start Source material

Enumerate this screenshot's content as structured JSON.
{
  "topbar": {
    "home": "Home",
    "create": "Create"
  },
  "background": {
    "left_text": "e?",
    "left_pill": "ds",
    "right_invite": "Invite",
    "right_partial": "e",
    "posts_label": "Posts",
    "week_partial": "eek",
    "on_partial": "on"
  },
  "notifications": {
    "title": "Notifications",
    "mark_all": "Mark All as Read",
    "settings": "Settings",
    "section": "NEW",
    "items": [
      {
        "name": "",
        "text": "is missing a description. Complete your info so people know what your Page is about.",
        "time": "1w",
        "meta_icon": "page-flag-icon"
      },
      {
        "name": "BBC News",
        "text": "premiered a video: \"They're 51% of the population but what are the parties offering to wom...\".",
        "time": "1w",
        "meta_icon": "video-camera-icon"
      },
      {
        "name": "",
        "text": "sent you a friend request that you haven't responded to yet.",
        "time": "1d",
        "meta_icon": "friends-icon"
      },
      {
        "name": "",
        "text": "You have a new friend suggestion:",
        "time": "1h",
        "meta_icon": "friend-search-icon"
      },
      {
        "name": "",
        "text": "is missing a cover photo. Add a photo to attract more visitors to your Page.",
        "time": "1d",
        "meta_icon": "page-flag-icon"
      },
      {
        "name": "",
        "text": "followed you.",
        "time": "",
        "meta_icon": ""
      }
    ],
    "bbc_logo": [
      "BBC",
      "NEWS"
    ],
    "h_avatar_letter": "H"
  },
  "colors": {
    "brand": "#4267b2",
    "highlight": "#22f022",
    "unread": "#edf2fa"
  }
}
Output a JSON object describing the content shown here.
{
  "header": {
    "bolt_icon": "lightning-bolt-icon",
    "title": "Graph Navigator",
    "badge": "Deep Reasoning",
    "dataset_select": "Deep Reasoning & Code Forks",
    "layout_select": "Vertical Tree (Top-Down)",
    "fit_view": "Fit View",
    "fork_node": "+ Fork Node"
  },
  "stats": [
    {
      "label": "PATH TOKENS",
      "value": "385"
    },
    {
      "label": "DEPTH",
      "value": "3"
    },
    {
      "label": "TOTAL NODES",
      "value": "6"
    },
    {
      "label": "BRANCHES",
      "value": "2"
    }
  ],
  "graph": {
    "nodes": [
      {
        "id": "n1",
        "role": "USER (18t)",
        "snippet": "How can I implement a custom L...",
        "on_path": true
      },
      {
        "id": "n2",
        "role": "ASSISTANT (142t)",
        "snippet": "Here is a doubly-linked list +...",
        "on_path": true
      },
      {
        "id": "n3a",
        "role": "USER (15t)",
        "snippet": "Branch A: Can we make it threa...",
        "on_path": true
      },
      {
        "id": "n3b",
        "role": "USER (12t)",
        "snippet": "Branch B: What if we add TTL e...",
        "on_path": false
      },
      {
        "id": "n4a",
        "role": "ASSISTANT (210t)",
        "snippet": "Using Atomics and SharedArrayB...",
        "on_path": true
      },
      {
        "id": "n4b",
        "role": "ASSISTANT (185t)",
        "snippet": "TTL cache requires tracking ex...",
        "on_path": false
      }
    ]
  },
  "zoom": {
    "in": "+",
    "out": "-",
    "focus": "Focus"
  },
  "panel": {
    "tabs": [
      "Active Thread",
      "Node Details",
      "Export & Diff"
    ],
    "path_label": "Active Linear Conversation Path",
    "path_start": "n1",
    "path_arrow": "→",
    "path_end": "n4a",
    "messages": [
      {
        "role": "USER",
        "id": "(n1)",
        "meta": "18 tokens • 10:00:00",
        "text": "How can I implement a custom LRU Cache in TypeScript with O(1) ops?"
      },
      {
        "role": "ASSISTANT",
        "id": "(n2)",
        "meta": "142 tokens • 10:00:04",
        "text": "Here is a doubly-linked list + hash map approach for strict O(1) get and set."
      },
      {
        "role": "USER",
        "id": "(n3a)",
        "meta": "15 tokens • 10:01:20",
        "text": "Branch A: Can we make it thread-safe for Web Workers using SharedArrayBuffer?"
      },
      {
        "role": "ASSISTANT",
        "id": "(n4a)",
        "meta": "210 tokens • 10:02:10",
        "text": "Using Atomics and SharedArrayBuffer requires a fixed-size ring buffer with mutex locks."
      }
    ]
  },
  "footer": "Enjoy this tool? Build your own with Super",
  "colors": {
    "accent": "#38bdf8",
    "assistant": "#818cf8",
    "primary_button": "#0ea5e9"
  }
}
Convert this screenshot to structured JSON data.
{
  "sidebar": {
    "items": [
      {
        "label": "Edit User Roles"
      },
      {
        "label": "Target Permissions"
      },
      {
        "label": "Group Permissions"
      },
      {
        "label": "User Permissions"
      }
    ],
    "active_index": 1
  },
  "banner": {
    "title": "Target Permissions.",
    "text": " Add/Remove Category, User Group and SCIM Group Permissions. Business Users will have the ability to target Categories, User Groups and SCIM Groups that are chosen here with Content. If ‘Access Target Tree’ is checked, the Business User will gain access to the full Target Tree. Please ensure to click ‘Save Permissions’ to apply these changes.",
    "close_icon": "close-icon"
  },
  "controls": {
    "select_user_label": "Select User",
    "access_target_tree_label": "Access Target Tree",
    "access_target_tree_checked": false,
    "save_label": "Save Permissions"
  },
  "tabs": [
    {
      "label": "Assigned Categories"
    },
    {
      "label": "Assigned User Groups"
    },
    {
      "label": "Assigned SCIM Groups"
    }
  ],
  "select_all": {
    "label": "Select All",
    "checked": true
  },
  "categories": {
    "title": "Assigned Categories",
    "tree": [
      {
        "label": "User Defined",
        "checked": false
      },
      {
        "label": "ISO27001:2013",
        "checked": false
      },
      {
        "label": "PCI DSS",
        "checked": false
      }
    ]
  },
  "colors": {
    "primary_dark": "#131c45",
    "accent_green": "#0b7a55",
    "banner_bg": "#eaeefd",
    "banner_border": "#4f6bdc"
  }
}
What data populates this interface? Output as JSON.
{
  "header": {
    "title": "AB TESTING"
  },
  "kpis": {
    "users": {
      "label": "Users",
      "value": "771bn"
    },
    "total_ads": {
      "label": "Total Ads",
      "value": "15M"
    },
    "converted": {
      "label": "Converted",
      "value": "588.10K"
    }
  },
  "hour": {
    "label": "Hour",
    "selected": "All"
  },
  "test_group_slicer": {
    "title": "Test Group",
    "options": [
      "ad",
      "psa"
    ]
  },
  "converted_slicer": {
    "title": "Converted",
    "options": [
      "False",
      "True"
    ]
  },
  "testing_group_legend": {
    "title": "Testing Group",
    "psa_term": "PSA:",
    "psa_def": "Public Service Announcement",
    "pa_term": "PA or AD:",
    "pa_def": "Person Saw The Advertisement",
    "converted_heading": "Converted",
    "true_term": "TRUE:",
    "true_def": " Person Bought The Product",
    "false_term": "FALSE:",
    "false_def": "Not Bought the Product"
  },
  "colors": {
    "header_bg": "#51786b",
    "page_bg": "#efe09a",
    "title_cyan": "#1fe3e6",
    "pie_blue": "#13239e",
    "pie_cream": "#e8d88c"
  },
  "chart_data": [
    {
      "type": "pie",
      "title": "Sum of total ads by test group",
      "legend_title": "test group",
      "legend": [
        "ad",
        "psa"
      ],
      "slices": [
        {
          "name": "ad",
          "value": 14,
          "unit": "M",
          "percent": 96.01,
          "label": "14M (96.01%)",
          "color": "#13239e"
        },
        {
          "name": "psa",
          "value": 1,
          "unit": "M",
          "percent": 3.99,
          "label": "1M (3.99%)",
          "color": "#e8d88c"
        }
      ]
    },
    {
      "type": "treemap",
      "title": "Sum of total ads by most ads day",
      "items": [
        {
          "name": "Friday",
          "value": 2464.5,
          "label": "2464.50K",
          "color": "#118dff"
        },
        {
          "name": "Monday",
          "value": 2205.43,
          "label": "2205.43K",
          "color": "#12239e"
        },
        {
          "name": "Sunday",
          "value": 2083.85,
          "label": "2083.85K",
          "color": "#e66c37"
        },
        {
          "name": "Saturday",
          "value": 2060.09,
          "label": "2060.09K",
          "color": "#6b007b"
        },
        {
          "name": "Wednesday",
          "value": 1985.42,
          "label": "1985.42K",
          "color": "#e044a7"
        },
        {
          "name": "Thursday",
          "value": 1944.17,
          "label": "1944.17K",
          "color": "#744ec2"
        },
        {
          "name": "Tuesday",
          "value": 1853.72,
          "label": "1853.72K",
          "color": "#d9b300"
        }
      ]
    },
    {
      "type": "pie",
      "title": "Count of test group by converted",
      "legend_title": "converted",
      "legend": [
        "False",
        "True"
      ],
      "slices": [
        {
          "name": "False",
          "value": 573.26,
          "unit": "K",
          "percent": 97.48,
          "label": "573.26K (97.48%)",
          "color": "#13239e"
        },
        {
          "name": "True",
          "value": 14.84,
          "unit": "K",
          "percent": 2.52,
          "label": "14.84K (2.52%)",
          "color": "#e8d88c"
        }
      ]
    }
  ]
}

end Source material

» **Given task**: Search the entries for the word "structured", then list each line that holds it.

» **Response**:
Enumerate this screenshot's content as structured JSON.
Convert this screenshot to structured JSON data.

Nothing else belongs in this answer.